◆ **WORKING DATA**:
=====
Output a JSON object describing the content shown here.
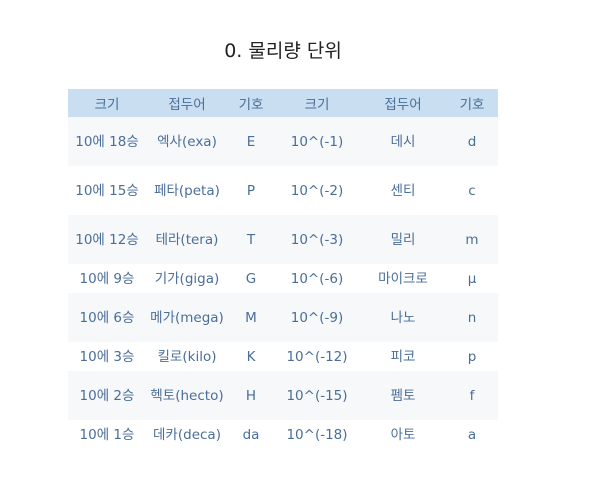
{
  "title": "0. 물리량 단위",
  "headers": [
    "크기",
    "접두어",
    "기호",
    "크기",
    "접두어",
    "기호"
  ],
  "rows": [
    [
      "10에 18승",
      "엑사(exa)",
      "E",
      "10^(-1)",
      "데시",
      "d"
    ],
    [
      "10에 15승",
      "페타(peta)",
      "P",
      "10^(-2)",
      "센티",
      "c"
    ],
    [
      "10에 12승",
      "테라(tera)",
      "T",
      "10^(-3)",
      "밀리",
      "m"
    ],
    [
      "10에 9승",
      "기가(giga)",
      "G",
      "10^(-6)",
      "마이크로",
      "μ"
    ],
    [
      "10에 6승",
      "메가(mega)",
      "M",
      "10^(-9)",
      "나노",
      "n"
    ],
    [
      "10에 3승",
      "킬로(kilo)",
      "K",
      "10^(-12)",
      "피코",
      "p"
    ],
    [
      "10에 2승",
      "헥토(hecto)",
      "H",
      "10^(-15)",
      "펨토",
      "f"
    ],
    [
      "10에 1승",
      "데카(deca)",
      "da",
      "10^(-18)",
      "아토",
      "a"
    ]
  ]
}
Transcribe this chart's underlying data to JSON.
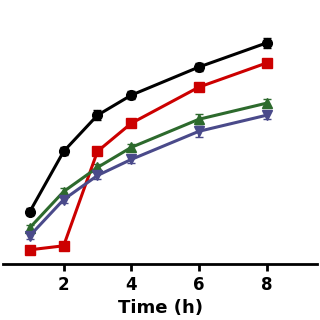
{
  "x": [
    1,
    2,
    3,
    4,
    6,
    8
  ],
  "series": [
    {
      "label": "Black",
      "color": "#000000",
      "marker": "o",
      "y": [
        1.0,
        2.5,
        3.4,
        3.9,
        4.6,
        5.2
      ],
      "yerr": [
        0.08,
        0.1,
        0.12,
        0.1,
        0.1,
        0.12
      ]
    },
    {
      "label": "Red",
      "color": "#cc0000",
      "marker": "s",
      "y": [
        0.05,
        0.15,
        2.5,
        3.2,
        4.1,
        4.7
      ],
      "yerr": [
        0.05,
        0.05,
        0.1,
        0.09,
        0.1,
        0.11
      ]
    },
    {
      "label": "Green",
      "color": "#2d6a2d",
      "marker": "^",
      "y": [
        0.6,
        1.5,
        2.1,
        2.6,
        3.3,
        3.7
      ],
      "yerr": [
        0.07,
        0.08,
        0.09,
        0.09,
        0.12,
        0.1
      ]
    },
    {
      "label": "Purple",
      "color": "#4a4a8a",
      "marker": "v",
      "y": [
        0.4,
        1.3,
        1.9,
        2.3,
        3.0,
        3.4
      ],
      "yerr": [
        0.07,
        0.09,
        0.09,
        0.09,
        0.13,
        0.1
      ]
    }
  ],
  "xlabel": "Time (h)",
  "xlabel_fontsize": 13,
  "xticks": [
    2,
    4,
    6,
    8
  ],
  "xlim": [
    0.2,
    9.5
  ],
  "ylim": [
    -0.3,
    6.2
  ],
  "linewidth": 2.2,
  "markersize": 7,
  "capsize": 3,
  "elinewidth": 1.5,
  "background_color": "#ffffff"
}
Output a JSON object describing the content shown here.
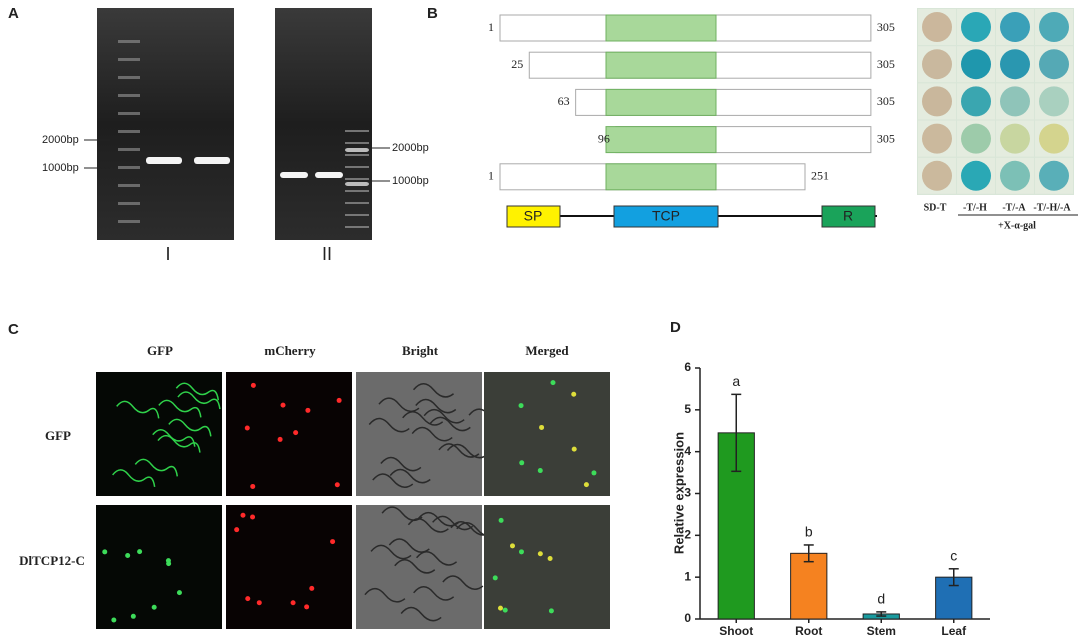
{
  "panel_a": {
    "label": "A",
    "markers_left": [
      "2000bp",
      "1000bp"
    ],
    "markers_right": [
      "2000bp",
      "1000bp"
    ],
    "lanes": [
      "I",
      "II"
    ]
  },
  "panel_b": {
    "label": "B",
    "constructs": [
      {
        "start": 1,
        "end": 305
      },
      {
        "start": 25,
        "end": 305
      },
      {
        "start": 63,
        "end": 305
      },
      {
        "start": 96,
        "end": 305
      },
      {
        "start": 1,
        "end": 251
      }
    ],
    "domains": [
      "SP",
      "TCP",
      "R"
    ],
    "columns": [
      "SD-T",
      "-T/-H",
      "-T/-A",
      "-T/-H/-A"
    ],
    "treatment": "+X-α-gal"
  },
  "panel_c": {
    "label": "C",
    "columns": [
      "GFP",
      "mCherry",
      "Bright",
      "Merged"
    ],
    "rows": [
      "GFP",
      "DlTCP12-C"
    ]
  },
  "chart_data": {
    "type": "bar",
    "label": "D",
    "y_label": "Relative expression",
    "categories": [
      "Shoot",
      "Root",
      "Stem",
      "Leaf"
    ],
    "values": [
      4.45,
      1.57,
      0.12,
      1.0
    ],
    "errors": [
      0.92,
      0.2,
      0.05,
      0.2
    ],
    "significance_letters": [
      "a",
      "b",
      "d",
      "c"
    ],
    "colors": [
      "#1f9a1f",
      "#f58220",
      "#1a9a9e",
      "#1f6fb4"
    ],
    "ylim": [
      0,
      6
    ],
    "yticks": [
      0,
      1,
      2,
      3,
      4,
      5,
      6
    ]
  }
}
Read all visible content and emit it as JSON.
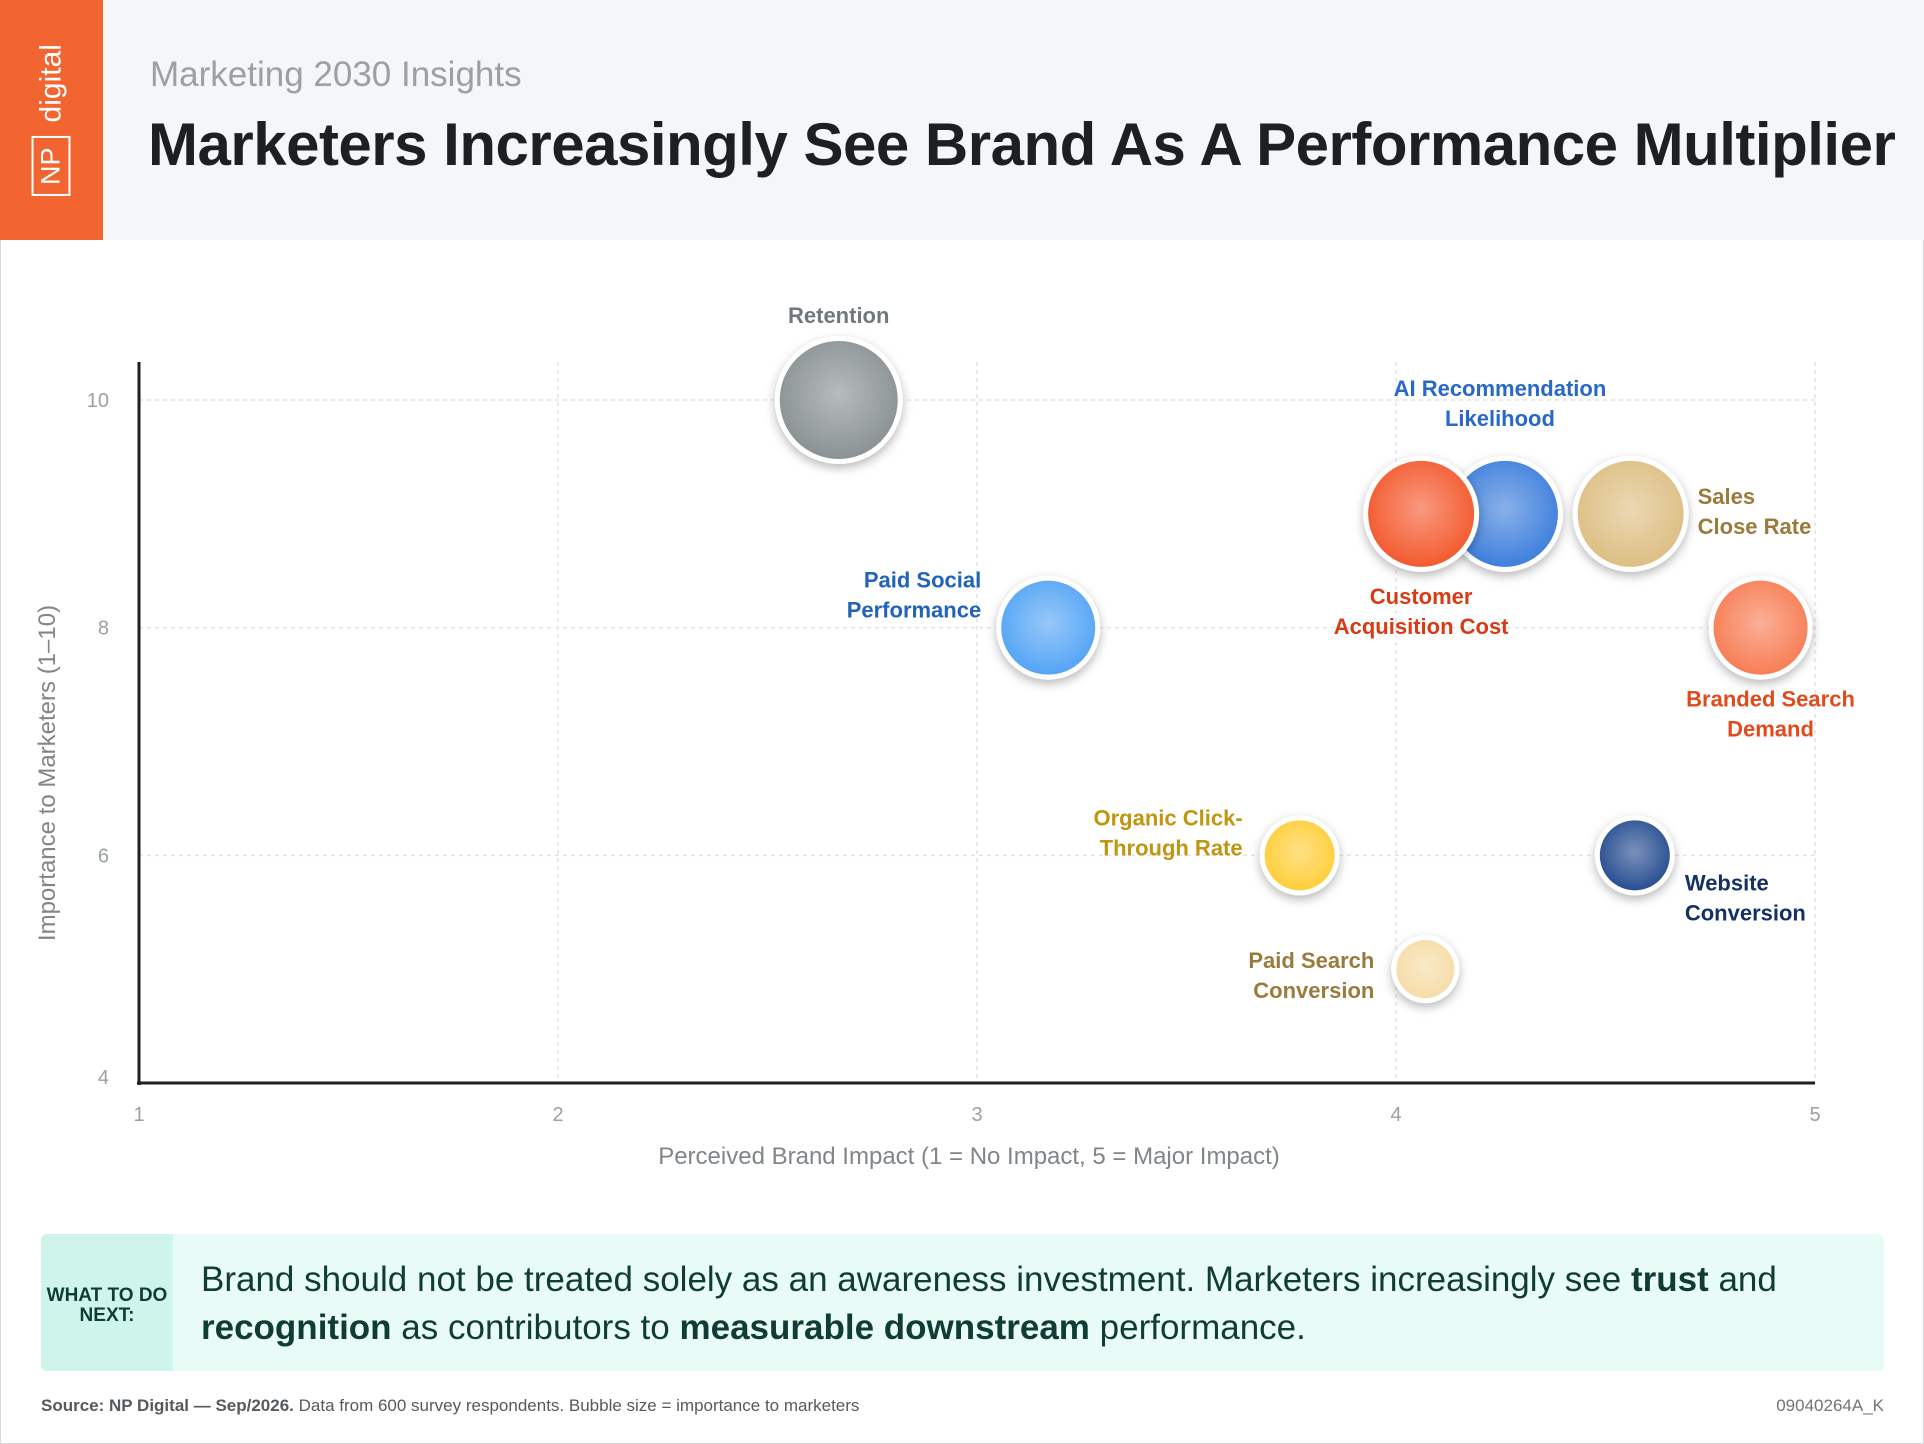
{
  "header": {
    "logo_np": "NP",
    "logo_digital": "digital",
    "subtitle": "Marketing 2030 Insights",
    "title": "Marketers Increasingly See Brand As A Performance Multiplier"
  },
  "chart_data": {
    "type": "scatter",
    "xlabel": "Perceived Brand Impact (1 = No Impact, 5 = Major Impact)",
    "ylabel": "Importance to Marketers (1–10)",
    "xlim": [
      1,
      5
    ],
    "ylim": [
      4,
      10.3
    ],
    "xticks": [
      1,
      2,
      3,
      4,
      5
    ],
    "yticks": [
      4,
      6,
      8,
      10
    ],
    "grid": true,
    "points": [
      {
        "name": "Retention",
        "label_lines": [
          "Retention"
        ],
        "x": 2.67,
        "y": 10,
        "size": 10,
        "color": "#8a9294",
        "label_color": "#6f787b",
        "label_pos": "top"
      },
      {
        "name": "AI Recommendation Likelihood",
        "label_lines": [
          "AI Recommendation",
          "Likelihood"
        ],
        "x": 4.26,
        "y": 9,
        "size": 9,
        "color": "#3f7fdc",
        "label_color": "#2868c6",
        "label_pos": "top"
      },
      {
        "name": "Customer Acquisition Cost",
        "label_lines": [
          "Customer",
          "Acquisition Cost"
        ],
        "x": 4.06,
        "y": 9,
        "size": 9,
        "color": "#f35a2f",
        "label_color": "#d83b14",
        "label_pos": "bottom"
      },
      {
        "name": "Sales Close Rate",
        "label_lines": [
          "Sales",
          "Close Rate"
        ],
        "x": 4.56,
        "y": 9,
        "size": 9,
        "color": "#ddbf84",
        "label_color": "#9a7b3d",
        "label_pos": "right"
      },
      {
        "name": "Paid Social Performance",
        "label_lines": [
          "Paid Social",
          "Performance"
        ],
        "x": 3.17,
        "y": 8,
        "size": 8,
        "color": "#55a5f5",
        "label_color": "#2163b8",
        "label_pos": "left"
      },
      {
        "name": "Branded Search Demand",
        "label_lines": [
          "Branded Search",
          "Demand"
        ],
        "x": 4.87,
        "y": 8,
        "size": 8,
        "color": "#f77e55",
        "label_color": "#e24a1b",
        "label_pos": "bottom"
      },
      {
        "name": "Organic Click-Through Rate",
        "label_lines": [
          "Organic Click-",
          "Through Rate"
        ],
        "x": 3.77,
        "y": 6,
        "size": 6,
        "color": "#fecf3a",
        "label_color": "#c09510",
        "label_pos": "left"
      },
      {
        "name": "Website Conversion",
        "label_lines": [
          "Website",
          "Conversion"
        ],
        "x": 4.57,
        "y": 6,
        "size": 6,
        "color": "#294f92",
        "label_color": "#143066",
        "label_pos": "right"
      },
      {
        "name": "Paid Search Conversion",
        "label_lines": [
          "Paid Search",
          "Conversion"
        ],
        "x": 4.07,
        "y": 5,
        "size": 5,
        "color": "#f6dca8",
        "label_color": "#9a7b3d",
        "label_pos": "left"
      }
    ]
  },
  "callout": {
    "tag": "WHAT TO DO NEXT:",
    "text_1": "Brand should not be treated solely as an awareness investment. Marketers increasingly see ",
    "bold_1": "trust",
    "text_2": " and ",
    "bold_2": "recognition",
    "text_3": " as contributors to ",
    "bold_3": "measurable downstream",
    "text_4": " performance."
  },
  "footer": {
    "source_bold": "Source: NP Digital — Sep/2026.",
    "source_rest": " Data from 600 survey respondents. Bubble size = importance to marketers",
    "code": "09040264A_K"
  }
}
=====
◆ **EXERCISE DESCRIPTION**: Copy every line of the records above that holds the word "Organic".

◆ **TASK SOLUTION**:
        "name": "Organic Click-Through Rate",
          "Organic Click-",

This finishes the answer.